▶ **PROBLEM TO WORK ON**
Of the lines in the entries, how many hold the word "label"? Give that number alone.

▶ **RECORDED INFORMATION**
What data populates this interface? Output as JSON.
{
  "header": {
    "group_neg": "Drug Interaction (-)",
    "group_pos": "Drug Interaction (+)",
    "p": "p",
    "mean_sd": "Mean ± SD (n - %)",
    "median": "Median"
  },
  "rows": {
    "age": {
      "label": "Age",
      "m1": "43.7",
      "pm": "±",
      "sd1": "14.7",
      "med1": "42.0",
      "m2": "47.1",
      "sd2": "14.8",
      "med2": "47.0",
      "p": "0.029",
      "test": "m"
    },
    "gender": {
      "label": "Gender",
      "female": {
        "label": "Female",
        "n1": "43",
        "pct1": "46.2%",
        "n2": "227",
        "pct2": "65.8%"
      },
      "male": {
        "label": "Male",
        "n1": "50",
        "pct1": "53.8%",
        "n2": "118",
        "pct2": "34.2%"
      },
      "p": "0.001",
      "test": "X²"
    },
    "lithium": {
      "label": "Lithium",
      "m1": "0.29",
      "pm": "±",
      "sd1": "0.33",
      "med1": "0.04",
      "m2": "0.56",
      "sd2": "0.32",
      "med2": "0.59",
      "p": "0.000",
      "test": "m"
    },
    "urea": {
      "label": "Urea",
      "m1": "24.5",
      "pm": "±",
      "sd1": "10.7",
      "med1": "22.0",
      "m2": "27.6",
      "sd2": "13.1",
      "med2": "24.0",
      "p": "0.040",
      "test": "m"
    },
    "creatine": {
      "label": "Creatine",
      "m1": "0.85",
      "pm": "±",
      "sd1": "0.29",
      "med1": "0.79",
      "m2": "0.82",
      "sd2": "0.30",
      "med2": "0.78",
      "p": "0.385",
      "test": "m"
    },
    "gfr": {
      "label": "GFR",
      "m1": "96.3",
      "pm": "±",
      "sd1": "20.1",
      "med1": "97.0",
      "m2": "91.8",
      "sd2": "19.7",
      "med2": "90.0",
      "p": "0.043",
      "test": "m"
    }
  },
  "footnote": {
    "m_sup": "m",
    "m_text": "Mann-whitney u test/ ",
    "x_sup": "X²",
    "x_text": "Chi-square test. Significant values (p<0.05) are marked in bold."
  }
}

▶ **THE COMPLETED TASK**
8